» DOCUMENT
..............................

Okay. Let's go to the actual nutrition page. And here again, like we don't have a lot of content here, what is this page meant to do? What is this webpage about? You know putting an H1 here and some and a little bit, just a few lines of content sort of give context of what this page is. If we look at the title tag, the title tag is just nutrition. Well, what about nutrition? Is it nutrition education? Is it nutrition education about Mediterranean diets. And again, that goes back to what I was trying to say before. If we're trying, if the business model is about the Mediterranean diet, then the title tag here should explicitly say, nutrition education for Mediterranean diets, and so forth. And it's a little bit confusing, because in some places, the website, it seems to be talking about nutrition as a whole. And then in some places the website seems to be talking about the Mediterranean diet, having that strong site identity would really do this site well, and again, having some headers on the page and so forth. And again, even the content itself, oh, by the way, just another accessibility issue, the hover over content here, when they set up the hover over when you hover over the actual title turns it to white, and it can't read it anymore. But um, again, some of the content here Mediterranean Diet 101. Great, that seems to be on target. Staying healthy, cold and flu season nutrition guide. Is that a Mediterranean nutrition guide? Or is it again, just general nutrition? Do we really want to focus on the actual niche of the Mediterranean vertical? Then we should make sure that all of the content, at least when we're getting started in establishing that identity is about that. And it's the same thing with the recipes, and I'll end on this.


22:30

Mordy

Again, a lot of the recipes do hit on the Mediterranean diet, a lot of them don't. Again, having a, they have a title here, Mediterranean Diet Recipes, and that's great. But then a lot of the recipes don't seem to be that, maybe they are, but they should be explicit. So I know. okay, it's tacos, but it's the Mediterranean diet version of tacos. So I don't feel guilty about eating it and I love tacos. Let's take a look again, at the H1, I'm sorry, the title tag. We're again, just writing recipes. But it should be Mediterranean recipes. So again, the site has been around, it has some traffic. But I don't feel like it's getting the traffic that it’s really going after because I don't think the site is consistently focused and explicitly focused on all things Mediterranean diet.

..............................

» SET TASKS
a - Reproduce the passage of the transcript between "Again, a lot" and "things Mediterranean diet.", inclusive.
b - According to the transcript, what happens to the title on the nutrition page when someone hovers over it?

» RECORD EXCERPTS
..............................

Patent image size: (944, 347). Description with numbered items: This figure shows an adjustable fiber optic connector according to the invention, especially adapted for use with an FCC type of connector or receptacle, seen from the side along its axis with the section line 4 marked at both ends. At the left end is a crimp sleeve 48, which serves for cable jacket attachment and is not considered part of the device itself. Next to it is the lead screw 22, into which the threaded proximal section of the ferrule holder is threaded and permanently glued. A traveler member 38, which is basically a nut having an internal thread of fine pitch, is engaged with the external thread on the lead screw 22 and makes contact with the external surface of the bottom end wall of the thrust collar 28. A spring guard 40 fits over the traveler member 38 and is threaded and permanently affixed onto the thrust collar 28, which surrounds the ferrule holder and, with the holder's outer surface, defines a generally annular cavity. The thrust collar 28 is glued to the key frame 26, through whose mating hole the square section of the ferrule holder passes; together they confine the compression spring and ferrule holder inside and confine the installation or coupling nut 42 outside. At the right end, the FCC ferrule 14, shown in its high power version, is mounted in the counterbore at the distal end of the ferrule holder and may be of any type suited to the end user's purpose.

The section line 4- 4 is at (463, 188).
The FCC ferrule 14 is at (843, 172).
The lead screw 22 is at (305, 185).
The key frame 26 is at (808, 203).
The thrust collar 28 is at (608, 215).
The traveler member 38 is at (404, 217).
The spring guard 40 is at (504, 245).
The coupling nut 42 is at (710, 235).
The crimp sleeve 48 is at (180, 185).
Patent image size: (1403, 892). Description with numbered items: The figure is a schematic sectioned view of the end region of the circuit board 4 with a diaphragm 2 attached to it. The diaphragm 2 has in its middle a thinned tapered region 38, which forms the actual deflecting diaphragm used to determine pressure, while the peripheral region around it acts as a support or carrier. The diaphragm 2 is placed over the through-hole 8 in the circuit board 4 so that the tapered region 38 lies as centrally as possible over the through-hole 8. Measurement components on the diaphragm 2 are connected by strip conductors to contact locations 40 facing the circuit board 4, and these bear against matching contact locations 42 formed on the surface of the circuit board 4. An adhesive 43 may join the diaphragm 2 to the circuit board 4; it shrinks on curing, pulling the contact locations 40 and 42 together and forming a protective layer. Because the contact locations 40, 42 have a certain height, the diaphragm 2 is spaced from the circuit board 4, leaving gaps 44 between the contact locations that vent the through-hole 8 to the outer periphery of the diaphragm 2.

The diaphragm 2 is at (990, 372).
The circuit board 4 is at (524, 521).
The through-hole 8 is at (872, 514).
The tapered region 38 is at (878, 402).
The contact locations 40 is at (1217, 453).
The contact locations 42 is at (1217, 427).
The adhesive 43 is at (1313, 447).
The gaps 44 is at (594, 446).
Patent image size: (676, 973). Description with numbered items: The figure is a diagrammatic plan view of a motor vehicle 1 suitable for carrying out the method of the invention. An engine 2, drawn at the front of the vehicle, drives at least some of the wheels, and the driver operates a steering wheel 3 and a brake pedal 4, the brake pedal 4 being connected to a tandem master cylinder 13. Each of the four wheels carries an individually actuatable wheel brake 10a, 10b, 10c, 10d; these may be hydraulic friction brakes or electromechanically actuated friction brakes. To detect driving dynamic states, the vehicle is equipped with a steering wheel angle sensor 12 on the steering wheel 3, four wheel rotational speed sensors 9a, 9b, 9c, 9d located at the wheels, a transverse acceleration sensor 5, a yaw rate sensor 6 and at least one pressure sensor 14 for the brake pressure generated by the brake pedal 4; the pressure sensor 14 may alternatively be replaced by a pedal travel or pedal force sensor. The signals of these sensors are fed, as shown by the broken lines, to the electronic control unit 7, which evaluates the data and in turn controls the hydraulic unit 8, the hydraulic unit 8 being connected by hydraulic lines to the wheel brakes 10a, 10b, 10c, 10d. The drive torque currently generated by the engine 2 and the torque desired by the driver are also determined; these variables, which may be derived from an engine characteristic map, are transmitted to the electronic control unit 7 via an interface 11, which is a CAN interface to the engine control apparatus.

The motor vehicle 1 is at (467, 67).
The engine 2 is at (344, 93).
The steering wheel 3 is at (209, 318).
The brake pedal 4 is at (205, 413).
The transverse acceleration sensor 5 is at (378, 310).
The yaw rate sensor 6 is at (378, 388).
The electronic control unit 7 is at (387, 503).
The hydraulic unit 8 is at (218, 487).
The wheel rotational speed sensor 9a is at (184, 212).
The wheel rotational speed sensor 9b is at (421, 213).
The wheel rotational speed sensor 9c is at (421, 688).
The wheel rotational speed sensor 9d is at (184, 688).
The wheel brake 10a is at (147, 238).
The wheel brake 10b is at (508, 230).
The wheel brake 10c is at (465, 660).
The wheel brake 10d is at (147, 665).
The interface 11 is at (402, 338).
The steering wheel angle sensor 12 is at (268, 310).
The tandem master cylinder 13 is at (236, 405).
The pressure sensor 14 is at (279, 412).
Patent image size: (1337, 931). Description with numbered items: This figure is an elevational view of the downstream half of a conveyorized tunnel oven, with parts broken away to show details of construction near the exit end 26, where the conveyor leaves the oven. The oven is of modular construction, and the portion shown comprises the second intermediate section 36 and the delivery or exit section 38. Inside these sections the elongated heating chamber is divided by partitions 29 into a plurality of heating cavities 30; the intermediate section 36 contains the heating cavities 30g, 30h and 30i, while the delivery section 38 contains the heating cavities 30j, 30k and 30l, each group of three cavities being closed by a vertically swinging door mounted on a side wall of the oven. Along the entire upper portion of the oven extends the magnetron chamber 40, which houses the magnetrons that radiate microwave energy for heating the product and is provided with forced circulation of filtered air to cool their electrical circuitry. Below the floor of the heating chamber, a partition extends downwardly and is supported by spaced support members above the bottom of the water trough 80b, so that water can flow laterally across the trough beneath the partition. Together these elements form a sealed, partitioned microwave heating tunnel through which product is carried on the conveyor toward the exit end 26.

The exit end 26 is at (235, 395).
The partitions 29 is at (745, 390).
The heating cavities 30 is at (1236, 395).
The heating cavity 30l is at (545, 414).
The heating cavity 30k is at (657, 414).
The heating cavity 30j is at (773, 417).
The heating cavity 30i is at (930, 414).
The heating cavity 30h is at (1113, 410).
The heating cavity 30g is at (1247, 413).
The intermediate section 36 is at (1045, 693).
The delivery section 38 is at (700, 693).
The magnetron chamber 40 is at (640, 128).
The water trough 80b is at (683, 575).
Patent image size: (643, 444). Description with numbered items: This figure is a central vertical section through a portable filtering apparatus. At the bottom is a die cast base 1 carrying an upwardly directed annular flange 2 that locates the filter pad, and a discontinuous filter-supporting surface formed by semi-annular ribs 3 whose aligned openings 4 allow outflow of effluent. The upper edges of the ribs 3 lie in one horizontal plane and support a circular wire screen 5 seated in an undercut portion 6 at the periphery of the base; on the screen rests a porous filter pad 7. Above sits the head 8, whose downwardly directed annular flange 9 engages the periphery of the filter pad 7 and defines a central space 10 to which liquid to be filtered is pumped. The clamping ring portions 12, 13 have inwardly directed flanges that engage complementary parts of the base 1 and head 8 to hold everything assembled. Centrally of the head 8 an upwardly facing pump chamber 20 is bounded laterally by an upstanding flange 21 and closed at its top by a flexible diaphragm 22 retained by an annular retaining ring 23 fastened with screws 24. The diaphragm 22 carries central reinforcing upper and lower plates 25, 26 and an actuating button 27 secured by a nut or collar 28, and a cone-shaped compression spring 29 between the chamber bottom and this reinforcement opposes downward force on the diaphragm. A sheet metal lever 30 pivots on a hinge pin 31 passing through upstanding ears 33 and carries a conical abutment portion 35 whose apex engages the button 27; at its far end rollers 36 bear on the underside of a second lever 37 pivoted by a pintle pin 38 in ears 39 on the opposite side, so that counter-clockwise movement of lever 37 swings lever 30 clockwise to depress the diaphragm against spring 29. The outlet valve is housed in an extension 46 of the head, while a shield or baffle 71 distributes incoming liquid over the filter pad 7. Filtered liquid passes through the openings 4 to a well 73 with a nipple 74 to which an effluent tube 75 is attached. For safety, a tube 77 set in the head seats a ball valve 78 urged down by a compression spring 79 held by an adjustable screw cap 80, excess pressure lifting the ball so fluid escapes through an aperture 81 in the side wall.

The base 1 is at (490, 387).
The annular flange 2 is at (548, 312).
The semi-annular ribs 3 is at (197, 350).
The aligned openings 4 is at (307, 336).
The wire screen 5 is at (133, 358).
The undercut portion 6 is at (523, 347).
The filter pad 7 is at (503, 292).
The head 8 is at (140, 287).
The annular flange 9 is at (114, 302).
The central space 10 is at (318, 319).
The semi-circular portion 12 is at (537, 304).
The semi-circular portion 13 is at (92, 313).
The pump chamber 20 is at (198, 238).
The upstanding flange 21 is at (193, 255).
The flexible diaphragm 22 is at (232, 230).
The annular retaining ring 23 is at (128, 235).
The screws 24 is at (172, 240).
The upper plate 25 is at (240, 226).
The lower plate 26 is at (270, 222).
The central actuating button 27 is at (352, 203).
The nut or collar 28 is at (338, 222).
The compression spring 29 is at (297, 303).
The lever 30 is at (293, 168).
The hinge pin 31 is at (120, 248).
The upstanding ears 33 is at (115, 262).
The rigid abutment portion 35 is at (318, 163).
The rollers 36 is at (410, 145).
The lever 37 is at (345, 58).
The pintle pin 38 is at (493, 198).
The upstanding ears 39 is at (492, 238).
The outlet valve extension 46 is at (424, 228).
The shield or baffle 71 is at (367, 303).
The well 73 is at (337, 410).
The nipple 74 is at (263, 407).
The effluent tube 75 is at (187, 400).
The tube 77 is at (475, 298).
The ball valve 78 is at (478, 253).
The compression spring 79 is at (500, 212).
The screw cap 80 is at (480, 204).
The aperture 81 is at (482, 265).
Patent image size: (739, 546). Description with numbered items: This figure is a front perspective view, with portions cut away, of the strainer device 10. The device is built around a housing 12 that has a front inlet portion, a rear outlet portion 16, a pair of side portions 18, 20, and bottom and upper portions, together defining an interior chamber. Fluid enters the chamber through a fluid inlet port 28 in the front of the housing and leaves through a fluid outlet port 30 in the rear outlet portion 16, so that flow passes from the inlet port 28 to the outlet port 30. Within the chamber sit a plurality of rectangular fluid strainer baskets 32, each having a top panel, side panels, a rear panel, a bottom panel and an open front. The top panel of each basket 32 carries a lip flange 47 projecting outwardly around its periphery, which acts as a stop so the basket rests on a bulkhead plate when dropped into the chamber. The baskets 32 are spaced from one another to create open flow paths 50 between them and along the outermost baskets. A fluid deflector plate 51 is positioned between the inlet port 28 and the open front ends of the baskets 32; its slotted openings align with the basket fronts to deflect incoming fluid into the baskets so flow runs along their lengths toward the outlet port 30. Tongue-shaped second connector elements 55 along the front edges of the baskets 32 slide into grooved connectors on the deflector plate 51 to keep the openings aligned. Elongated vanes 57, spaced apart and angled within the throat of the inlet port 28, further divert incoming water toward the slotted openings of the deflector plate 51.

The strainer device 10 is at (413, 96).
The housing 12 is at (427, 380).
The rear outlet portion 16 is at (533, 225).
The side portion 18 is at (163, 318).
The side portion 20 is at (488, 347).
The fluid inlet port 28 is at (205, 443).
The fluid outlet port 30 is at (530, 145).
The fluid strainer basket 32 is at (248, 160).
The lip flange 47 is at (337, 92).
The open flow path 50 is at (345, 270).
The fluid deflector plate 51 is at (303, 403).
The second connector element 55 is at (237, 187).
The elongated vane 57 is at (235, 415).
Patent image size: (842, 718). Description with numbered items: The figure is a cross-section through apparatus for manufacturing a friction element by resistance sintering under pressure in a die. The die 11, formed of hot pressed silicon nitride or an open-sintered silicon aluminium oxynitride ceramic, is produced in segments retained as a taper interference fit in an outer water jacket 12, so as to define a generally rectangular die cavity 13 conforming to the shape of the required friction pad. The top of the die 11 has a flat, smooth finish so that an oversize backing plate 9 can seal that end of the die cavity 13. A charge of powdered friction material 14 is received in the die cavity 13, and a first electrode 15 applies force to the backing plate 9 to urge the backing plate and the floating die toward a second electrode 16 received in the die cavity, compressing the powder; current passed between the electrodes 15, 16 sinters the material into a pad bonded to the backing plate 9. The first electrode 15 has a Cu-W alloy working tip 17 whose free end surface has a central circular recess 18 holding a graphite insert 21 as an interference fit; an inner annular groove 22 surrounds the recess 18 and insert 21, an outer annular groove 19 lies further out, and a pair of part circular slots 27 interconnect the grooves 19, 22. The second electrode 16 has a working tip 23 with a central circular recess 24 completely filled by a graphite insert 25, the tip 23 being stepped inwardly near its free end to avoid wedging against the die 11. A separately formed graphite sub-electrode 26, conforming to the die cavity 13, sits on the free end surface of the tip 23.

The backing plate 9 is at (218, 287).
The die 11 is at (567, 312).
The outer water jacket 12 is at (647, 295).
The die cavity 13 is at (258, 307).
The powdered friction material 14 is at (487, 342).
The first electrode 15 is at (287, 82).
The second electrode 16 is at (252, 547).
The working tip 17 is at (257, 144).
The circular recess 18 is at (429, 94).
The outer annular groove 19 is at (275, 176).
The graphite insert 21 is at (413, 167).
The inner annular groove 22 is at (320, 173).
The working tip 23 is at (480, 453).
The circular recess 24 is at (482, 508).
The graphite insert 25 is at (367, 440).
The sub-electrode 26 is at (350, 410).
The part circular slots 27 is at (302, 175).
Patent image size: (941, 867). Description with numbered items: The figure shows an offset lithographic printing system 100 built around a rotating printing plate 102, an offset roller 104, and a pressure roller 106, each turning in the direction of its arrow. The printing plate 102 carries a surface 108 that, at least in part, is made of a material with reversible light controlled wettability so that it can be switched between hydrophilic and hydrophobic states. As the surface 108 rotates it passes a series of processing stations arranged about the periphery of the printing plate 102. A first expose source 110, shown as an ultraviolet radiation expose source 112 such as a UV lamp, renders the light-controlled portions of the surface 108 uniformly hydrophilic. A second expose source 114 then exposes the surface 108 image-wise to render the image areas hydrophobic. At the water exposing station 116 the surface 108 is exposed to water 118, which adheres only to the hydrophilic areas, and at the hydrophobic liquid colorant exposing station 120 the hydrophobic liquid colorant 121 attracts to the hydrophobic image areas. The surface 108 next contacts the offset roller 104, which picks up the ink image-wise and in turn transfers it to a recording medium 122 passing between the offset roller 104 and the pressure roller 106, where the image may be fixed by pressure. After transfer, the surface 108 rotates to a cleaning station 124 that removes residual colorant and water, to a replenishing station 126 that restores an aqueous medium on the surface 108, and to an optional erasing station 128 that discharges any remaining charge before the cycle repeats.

..............................

» RESPONSES
a -
Again, a lot of the recipes do hit on the Mediterranean diet, a lot of them don't. Again, having a, they have a title here, Mediterranean Diet Recipes, and that's great. But then a lot of the recipes don't seem to be that, maybe they are, but they should be explicit. So I know. okay, it's tacos, but it's the Mediterranean diet version of tacos. So I don't feel guilty about eating it and I love tacos. Let's take a look again, at the H1, I'm sorry, the title tag. We're again, just writing recipes. But it should be Mediterranean recipes. So again, the site has been around, it has some traffic. But I don't feel like it's getting the traffic that it’s really going after because I don't think the site is consistently focused and explicitly focused on all things Mediterranean diet.

b - It turns white, so it can no longer be read.